* **Description of the task**: Copy out each line of the data holding "brush".

(Stored data)

^^^^

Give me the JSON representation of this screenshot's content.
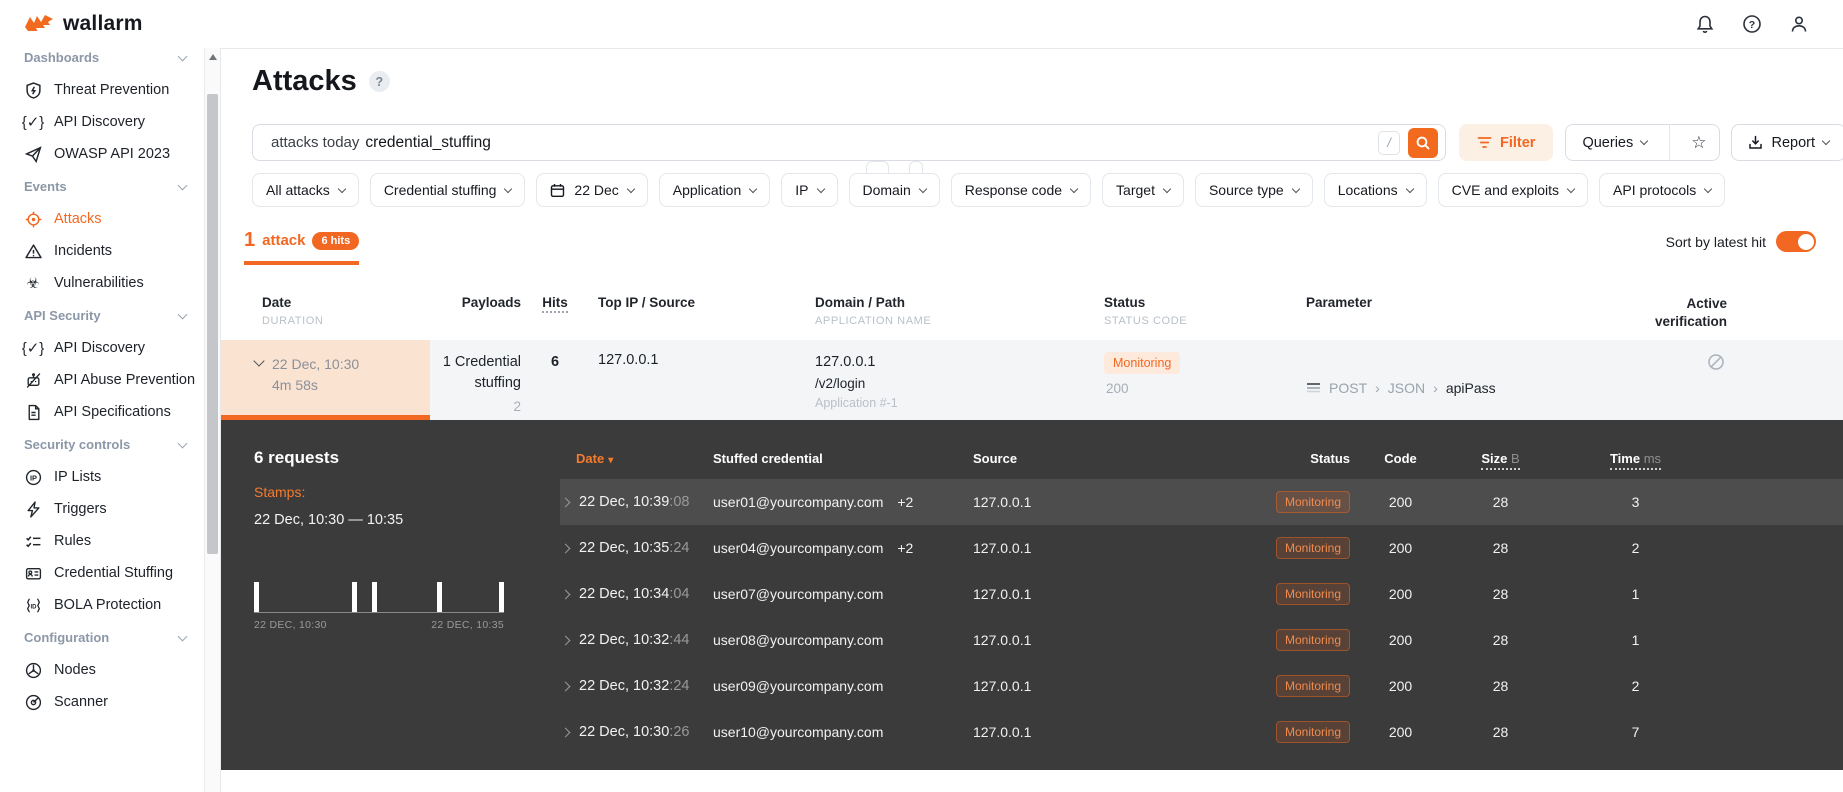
{
  "colors": {
    "accent": "#f26822",
    "panel_dark": "#3b3b3c",
    "row_highlight": "#4d4d4e",
    "date_cell_bg": "#fbe3d1",
    "badge_light_bg": "#fdeadc"
  },
  "topbar": {
    "brand": "wallarm",
    "icons": [
      "bell-icon",
      "help-icon",
      "user-icon"
    ]
  },
  "sidebar": {
    "groups": [
      {
        "header": "Dashboards",
        "items": [
          {
            "label": "Threat Prevention",
            "icon": "shield-bolt-icon"
          },
          {
            "label": "API Discovery",
            "icon": "braces-check-icon"
          },
          {
            "label": "OWASP API 2023",
            "icon": "paper-plane-icon"
          }
        ]
      },
      {
        "header": "Events",
        "items": [
          {
            "label": "Attacks",
            "icon": "target-icon",
            "active": true
          },
          {
            "label": "Incidents",
            "icon": "warning-triangle-icon"
          },
          {
            "label": "Vulnerabilities",
            "icon": "biohazard-icon"
          }
        ]
      },
      {
        "header": "API Security",
        "items": [
          {
            "label": "API Discovery",
            "icon": "braces-check-icon"
          },
          {
            "label": "API Abuse Prevention",
            "icon": "robot-slash-icon"
          },
          {
            "label": "API Specifications",
            "icon": "document-icon"
          }
        ]
      },
      {
        "header": "Security controls",
        "items": [
          {
            "label": "IP Lists",
            "icon": "ip-circle-icon"
          },
          {
            "label": "Triggers",
            "icon": "lightning-icon"
          },
          {
            "label": "Rules",
            "icon": "checklist-icon"
          },
          {
            "label": "Credential Stuffing",
            "icon": "id-card-icon"
          },
          {
            "label": "BOLA Protection",
            "icon": "braces-id-icon"
          }
        ]
      },
      {
        "header": "Configuration",
        "items": [
          {
            "label": "Nodes",
            "icon": "node-circle-icon"
          },
          {
            "label": "Scanner",
            "icon": "radar-icon"
          }
        ]
      }
    ]
  },
  "page": {
    "title": "Attacks"
  },
  "search": {
    "query_keywords": "attacks today",
    "query_term": "credential_stuffing",
    "shortcut_hint": "/"
  },
  "toolbar": {
    "filter_label": "Filter",
    "queries_label": "Queries",
    "report_label": "Report"
  },
  "filters": {
    "chips": [
      "All attacks",
      "Credential stuffing",
      "22 Dec",
      "Application",
      "IP",
      "Domain",
      "Response code",
      "Target",
      "Source type",
      "Locations",
      "CVE and exploits",
      "API protocols"
    ]
  },
  "summary_tab": {
    "count": "1",
    "label": "attack",
    "hits_badge": "6 hits"
  },
  "sort": {
    "label": "Sort by latest hit",
    "enabled": true
  },
  "attacks_table": {
    "headers": {
      "date": "Date",
      "date_sub": "DURATION",
      "payloads": "Payloads",
      "hits": "Hits",
      "top_ip": "Top IP / Source",
      "domain": "Domain / Path",
      "domain_sub": "APPLICATION NAME",
      "status": "Status",
      "status_sub": "STATUS CODE",
      "parameter": "Parameter",
      "active_verification": "Active verification"
    },
    "row": {
      "date": "22 Dec, 10:30",
      "duration": "4m 58s",
      "payloads": "1 Credential stuffing",
      "payloads_sub": "2",
      "hits": "6",
      "top_ip": "127.0.0.1",
      "domain": "127.0.0.1",
      "path": "/v2/login",
      "application": "Application #-1",
      "status": "Monitoring",
      "status_code": "200",
      "param_method": "POST",
      "param_sep1": "›",
      "param_format": "JSON",
      "param_sep2": "›",
      "param_name": "apiPass"
    }
  },
  "requests_panel": {
    "title": "6 requests",
    "stamps_label": "Stamps:",
    "stamps_range": "22 Dec, 10:30 — 10:35",
    "chart": {
      "type": "bar",
      "description": "request hits over time",
      "x_labels": [
        "22 DEC, 10:30",
        "22 DEC, 10:35"
      ],
      "bars_pct": [
        0,
        39,
        47,
        73,
        98
      ],
      "bar_heights": [
        1,
        1,
        1,
        1,
        1
      ]
    },
    "headers": {
      "date": "Date",
      "sort_arrow": "▾",
      "credential": "Stuffed credential",
      "source": "Source",
      "status": "Status",
      "code": "Code",
      "size": "Size",
      "size_unit": "B",
      "time": "Time",
      "time_unit": "ms"
    },
    "rows": [
      {
        "date": "22 Dec, 10:39",
        "seconds": ":08",
        "credential": "user01@yourcompany.com",
        "extra": "+2",
        "source": "127.0.0.1",
        "status": "Monitoring",
        "code": "200",
        "size": "28",
        "time": "3",
        "highlighted": true
      },
      {
        "date": "22 Dec, 10:35",
        "seconds": ":24",
        "credential": "user04@yourcompany.com",
        "extra": "+2",
        "source": "127.0.0.1",
        "status": "Monitoring",
        "code": "200",
        "size": "28",
        "time": "2",
        "highlighted": false
      },
      {
        "date": "22 Dec, 10:34",
        "seconds": ":04",
        "credential": "user07@yourcompany.com",
        "extra": "",
        "source": "127.0.0.1",
        "status": "Monitoring",
        "code": "200",
        "size": "28",
        "time": "1",
        "highlighted": false
      },
      {
        "date": "22 Dec, 10:32",
        "seconds": ":44",
        "credential": "user08@yourcompany.com",
        "extra": "",
        "source": "127.0.0.1",
        "status": "Monitoring",
        "code": "200",
        "size": "28",
        "time": "1",
        "highlighted": false
      },
      {
        "date": "22 Dec, 10:32",
        "seconds": ":24",
        "credential": "user09@yourcompany.com",
        "extra": "",
        "source": "127.0.0.1",
        "status": "Monitoring",
        "code": "200",
        "size": "28",
        "time": "2",
        "highlighted": false
      },
      {
        "date": "22 Dec, 10:30",
        "seconds": ":26",
        "credential": "user10@yourcompany.com",
        "extra": "",
        "source": "127.0.0.1",
        "status": "Monitoring",
        "code": "200",
        "size": "28",
        "time": "7",
        "highlighted": false
      }
    ]
  }
}
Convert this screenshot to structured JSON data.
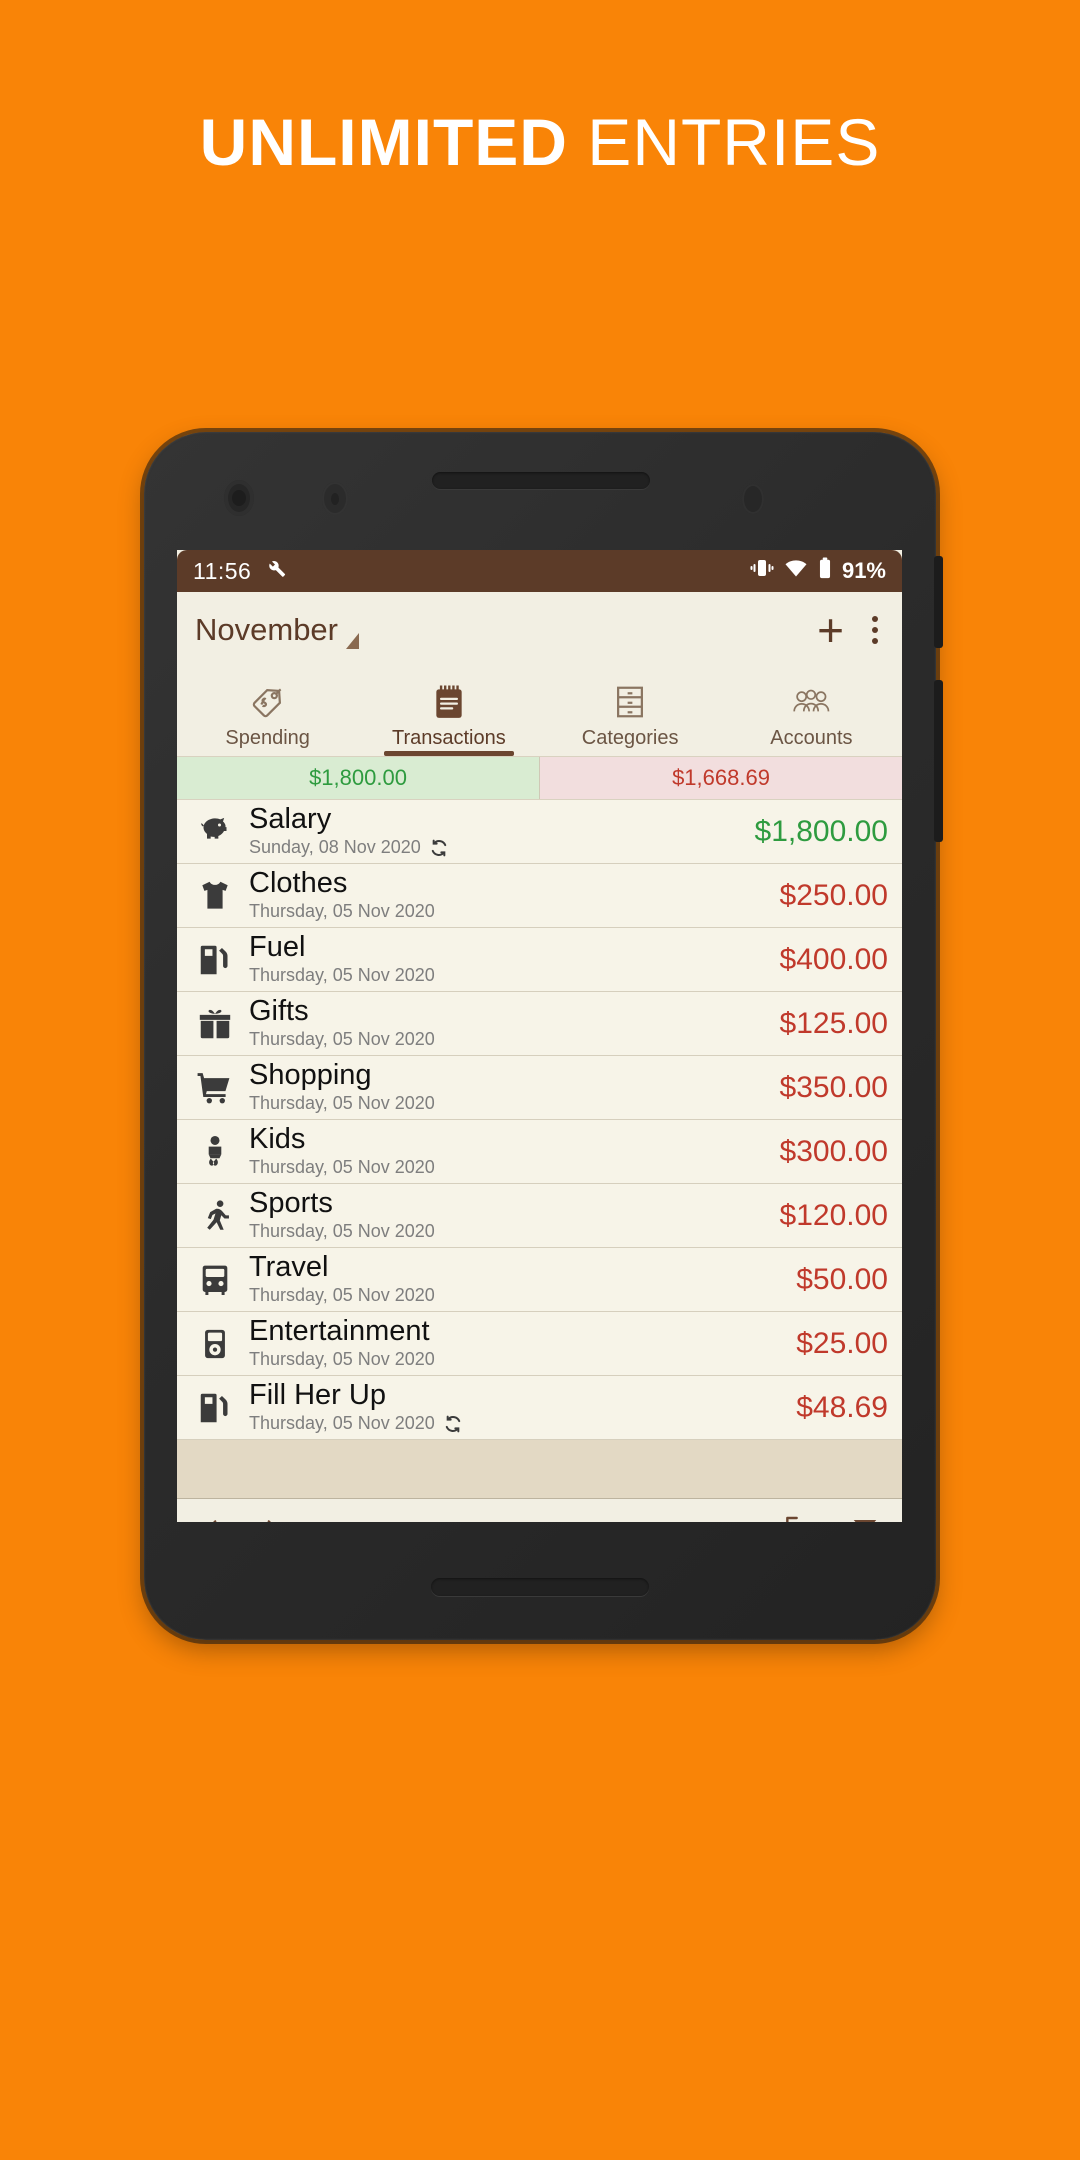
{
  "promo": {
    "headline_bold": "UNLIMITED",
    "headline_light": "ENTRIES"
  },
  "colors": {
    "background_orange": "#f98407",
    "app_bar": "#f2efe3",
    "status_bar": "#5c3b28",
    "accent_brown": "#6b4630",
    "income_green": "#2e9b3f",
    "expense_red": "#c0392b",
    "income_chip_bg": "#d9ecd2",
    "expense_chip_bg": "#f2dede"
  },
  "status_bar": {
    "time": "11:56",
    "wrench_icon": "wrench-icon",
    "vibrate_icon": "vibrate-icon",
    "wifi_icon": "wifi-icon",
    "battery_icon": "battery-icon",
    "battery_percent": "91%"
  },
  "app_bar": {
    "month": "November",
    "dropdown_icon": "dropdown-caret-icon",
    "add_label": "+",
    "overflow_icon": "overflow-menu-icon"
  },
  "tabs": [
    {
      "label": "Spending",
      "icon": "price-tag-icon",
      "active": false
    },
    {
      "label": "Transactions",
      "icon": "notepad-icon",
      "active": true
    },
    {
      "label": "Categories",
      "icon": "file-cabinet-icon",
      "active": false
    },
    {
      "label": "Accounts",
      "icon": "people-icon",
      "active": false
    }
  ],
  "summary": {
    "income_total": "$1,800.00",
    "expense_total": "$1,668.69"
  },
  "transactions": [
    {
      "title": "Salary",
      "date": "Sunday, 08 Nov 2020",
      "amount": "$1,800.00",
      "type": "income",
      "icon": "piggy-bank-icon",
      "recurring": true
    },
    {
      "title": "Clothes",
      "date": "Thursday, 05 Nov 2020",
      "amount": "$250.00",
      "type": "expense",
      "icon": "tshirt-icon",
      "recurring": false
    },
    {
      "title": "Fuel",
      "date": "Thursday, 05 Nov 2020",
      "amount": "$400.00",
      "type": "expense",
      "icon": "fuel-pump-icon",
      "recurring": false
    },
    {
      "title": "Gifts",
      "date": "Thursday, 05 Nov 2020",
      "amount": "$125.00",
      "type": "expense",
      "icon": "gift-icon",
      "recurring": false
    },
    {
      "title": "Shopping",
      "date": "Thursday, 05 Nov 2020",
      "amount": "$350.00",
      "type": "expense",
      "icon": "shopping-cart-icon",
      "recurring": false
    },
    {
      "title": "Kids",
      "date": "Thursday, 05 Nov 2020",
      "amount": "$300.00",
      "type": "expense",
      "icon": "baby-icon",
      "recurring": false
    },
    {
      "title": "Sports",
      "date": "Thursday, 05 Nov 2020",
      "amount": "$120.00",
      "type": "expense",
      "icon": "running-icon",
      "recurring": false
    },
    {
      "title": "Travel",
      "date": "Thursday, 05 Nov 2020",
      "amount": "$50.00",
      "type": "expense",
      "icon": "bus-icon",
      "recurring": false
    },
    {
      "title": "Entertainment",
      "date": "Thursday, 05 Nov 2020",
      "amount": "$25.00",
      "type": "expense",
      "icon": "media-player-icon",
      "recurring": false
    },
    {
      "title": "Fill Her Up",
      "date": "Thursday, 05 Nov 2020",
      "amount": "$48.69",
      "type": "expense",
      "icon": "fuel-pump-icon",
      "recurring": true
    }
  ],
  "toolbar": {
    "prev_icon": "chevron-left-icon",
    "next_icon": "chevron-right-icon",
    "export_icon": "export-icon",
    "filter_icon": "filter-icon"
  },
  "android_nav": {
    "back_icon": "back-triangle-icon",
    "home_icon": "home-circle-icon",
    "recents_icon": "recents-square-icon"
  }
}
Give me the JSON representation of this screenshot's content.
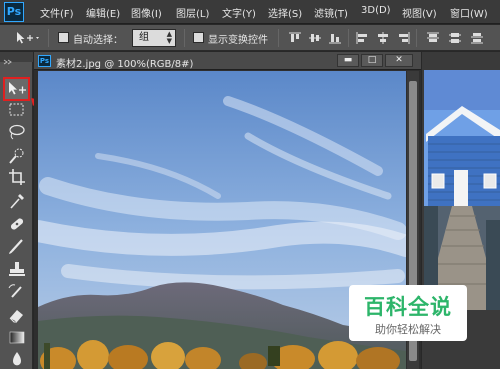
{
  "app": {
    "logo_text": "Ps"
  },
  "menu": {
    "items": [
      {
        "label": "文件(F)"
      },
      {
        "label": "编辑(E)"
      },
      {
        "label": "图像(I)"
      },
      {
        "label": "图层(L)"
      },
      {
        "label": "文字(Y)"
      },
      {
        "label": "选择(S)"
      },
      {
        "label": "滤镜(T)"
      },
      {
        "label": "3D(D)"
      },
      {
        "label": "视图(V)"
      },
      {
        "label": "窗口(W)"
      }
    ]
  },
  "options_bar": {
    "auto_select_label": "自动选择：",
    "auto_select_value": "组",
    "show_transform_label": "显示变换控件"
  },
  "document": {
    "icon_text": "Ps",
    "title": "素材2.jpg @ 100%(RGB/8#)",
    "minimize_label": "▬",
    "maximize_label": "□",
    "close_label": "✕"
  },
  "watermark": {
    "title": "百科全说",
    "subtitle": "助你轻松解决"
  },
  "colors": {
    "highlight_red": "#e02020",
    "ps_blue": "#31a8ff",
    "watermark_green": "#2db56a"
  },
  "icons": [
    "move-tool-icon",
    "marquee-tool-icon",
    "lasso-tool-icon",
    "quick-select-tool-icon",
    "crop-tool-icon",
    "eyedropper-tool-icon",
    "healing-brush-icon",
    "brush-tool-icon",
    "clone-stamp-icon",
    "history-brush-icon",
    "eraser-tool-icon",
    "gradient-tool-icon",
    "blur-tool-icon"
  ]
}
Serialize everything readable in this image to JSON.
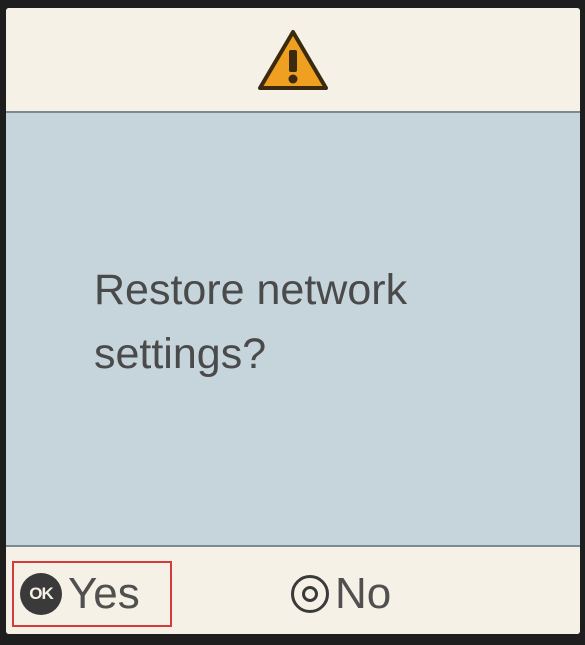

^^^^

* **Task response**:
    "healing-brush-icon",
    "brush-tool-icon",
    "history-brush-icon",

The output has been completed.